## [TASK REQUIREMENTS]
#1 In the draft excerpt, how old is Giannis Antetokounmpo?
#2 Summarize the draft excerpt in two sentences.
>> START SOURCE EXCERPT
14. Utah Jazz: Shabazz Muhammad (SG/SF, UCLA), Pick Reportedly Traded to Minnesota
Adding Trey Burke allows the Jazz to address their biggest need. The team has only Alec Burks under contract at the point guard position. Burke is the reigning National Player of the Year in college basketball.
He can score and create (18.6 points and 6.7 assists per game). This is an excellent addition to a team with a young, athletic frontcourt with Enes Kanter and Derrick Favors.
The Jazz should be entertaining next season.
15. Milwaukee Bucks: Giannis Antetokounmpo (SF/PF, Greece)
As long as expectations are kept in check, Antetokounmpo could turn out to be a steal for the Bucks. He's 6'9" and 215 pounds with excellent athleticism, length and ball-handling skills.
He is just 18 years old and very raw. Antetokounmpo may need to spend some time in the D-League for an opportunity to reach his potential.
It is more than likely that he will not be ready to contribute early, but he has a very high ceiling.
16. Boston Celtics: Lucas Noguiera (PF/C, Brazil)
Per Ken Berger of CBS Sports, this pick was made for the Atlanta Hawks. Then, another trade further shuffled the pick around, as Wojnarowski tweeted:
The Celtics will get Olynyk, and that is a solid addition for them in their rebuilding efforts. With the mega deal between Boston and the Brooklyn Nets reportedly OK'd by Kevin Garnett, the Celtics are positioning themselves for the future:
Olynyk can shoot the 17-footer, and he passes well out of the high post. He's a great pick-and-pop player, which should work well with Rajon Rondo.
17. Atlanta Hawks: Dennis Schroeder (PG, Germany)
Drafting Schroeder seems to imply that the Hawks will let free-agent point guard Jeff Teague walk. That's probably a smart decision considering the Hawks weren't a legitimate contender with Teague running the show.
Schroeder is younger and a more natural playmaker. He has drawn comparisons to Rondo, but he is a better shooter. The Hawks have secured a nice piece to their rebuilding puzzle.
>> END SOURCE EXCERPT
>> START RECORDS PROVIDED
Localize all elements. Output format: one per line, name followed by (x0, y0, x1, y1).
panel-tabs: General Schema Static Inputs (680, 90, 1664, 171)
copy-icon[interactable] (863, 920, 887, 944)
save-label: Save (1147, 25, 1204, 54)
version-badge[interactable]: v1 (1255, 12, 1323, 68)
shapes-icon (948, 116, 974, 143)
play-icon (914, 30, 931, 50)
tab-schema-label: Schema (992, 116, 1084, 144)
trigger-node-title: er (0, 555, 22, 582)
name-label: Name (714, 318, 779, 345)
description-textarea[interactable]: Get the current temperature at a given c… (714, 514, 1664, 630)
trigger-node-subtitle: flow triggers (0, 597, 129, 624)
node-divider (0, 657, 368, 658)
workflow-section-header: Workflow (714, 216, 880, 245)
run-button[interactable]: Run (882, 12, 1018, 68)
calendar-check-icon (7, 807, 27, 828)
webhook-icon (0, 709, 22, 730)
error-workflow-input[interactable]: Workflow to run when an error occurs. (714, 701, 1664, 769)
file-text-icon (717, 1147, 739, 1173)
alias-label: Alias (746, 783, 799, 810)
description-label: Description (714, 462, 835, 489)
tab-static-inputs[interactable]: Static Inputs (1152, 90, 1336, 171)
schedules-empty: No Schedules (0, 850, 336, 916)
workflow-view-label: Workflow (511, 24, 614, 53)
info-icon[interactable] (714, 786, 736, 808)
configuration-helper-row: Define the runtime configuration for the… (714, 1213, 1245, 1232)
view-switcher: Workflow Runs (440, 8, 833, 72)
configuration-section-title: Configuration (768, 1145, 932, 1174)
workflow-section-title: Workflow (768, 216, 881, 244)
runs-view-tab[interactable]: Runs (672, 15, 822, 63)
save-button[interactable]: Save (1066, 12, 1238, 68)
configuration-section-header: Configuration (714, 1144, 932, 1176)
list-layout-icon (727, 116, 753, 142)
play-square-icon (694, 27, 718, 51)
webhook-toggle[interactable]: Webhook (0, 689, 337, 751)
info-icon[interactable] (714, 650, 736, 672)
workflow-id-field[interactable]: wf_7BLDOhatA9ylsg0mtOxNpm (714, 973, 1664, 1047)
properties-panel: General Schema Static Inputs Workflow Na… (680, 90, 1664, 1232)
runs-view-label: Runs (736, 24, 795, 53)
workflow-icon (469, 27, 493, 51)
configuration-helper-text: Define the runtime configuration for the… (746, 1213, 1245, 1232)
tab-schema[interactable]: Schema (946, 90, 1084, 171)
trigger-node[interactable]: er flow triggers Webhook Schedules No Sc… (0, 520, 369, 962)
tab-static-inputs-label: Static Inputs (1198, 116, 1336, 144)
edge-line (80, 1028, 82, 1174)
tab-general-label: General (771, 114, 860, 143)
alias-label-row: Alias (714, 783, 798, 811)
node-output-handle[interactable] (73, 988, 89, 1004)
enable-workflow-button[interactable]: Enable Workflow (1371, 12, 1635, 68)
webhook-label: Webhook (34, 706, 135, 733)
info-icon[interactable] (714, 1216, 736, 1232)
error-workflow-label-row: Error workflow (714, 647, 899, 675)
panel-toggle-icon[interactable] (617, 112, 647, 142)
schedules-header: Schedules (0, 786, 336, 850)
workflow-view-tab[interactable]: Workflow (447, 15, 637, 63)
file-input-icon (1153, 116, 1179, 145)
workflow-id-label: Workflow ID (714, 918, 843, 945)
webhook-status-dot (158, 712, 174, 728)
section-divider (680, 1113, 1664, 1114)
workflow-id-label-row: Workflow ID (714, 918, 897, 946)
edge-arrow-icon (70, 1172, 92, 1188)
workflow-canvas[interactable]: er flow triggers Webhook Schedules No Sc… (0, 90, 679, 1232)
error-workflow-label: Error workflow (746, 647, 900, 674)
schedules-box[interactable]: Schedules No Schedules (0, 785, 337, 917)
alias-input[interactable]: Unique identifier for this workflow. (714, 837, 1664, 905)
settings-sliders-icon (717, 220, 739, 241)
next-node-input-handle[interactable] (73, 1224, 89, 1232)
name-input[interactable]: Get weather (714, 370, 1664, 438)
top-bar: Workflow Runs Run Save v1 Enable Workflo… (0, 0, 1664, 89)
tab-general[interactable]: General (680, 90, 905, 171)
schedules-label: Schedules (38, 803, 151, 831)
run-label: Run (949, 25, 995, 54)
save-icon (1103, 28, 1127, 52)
>> END RECORDS PROVIDED
## [EXPECTED RESULTS]
#1 He is 18 years old.

#2 The excerpt reviews draft picks, praising Trey Burke as a scorer and creator who fills the Jazz's biggest need at point guard and calling Giannis Antetokounmpo a raw 18-year-old with a very high ceiling for the Bucks. It also calls Olynyk a solid addition to the rebuilding Celtics and says the Hawks' choice of Dennis Schroeder, a younger and more natural playmaker, suggests they will let Jeff Teague walk.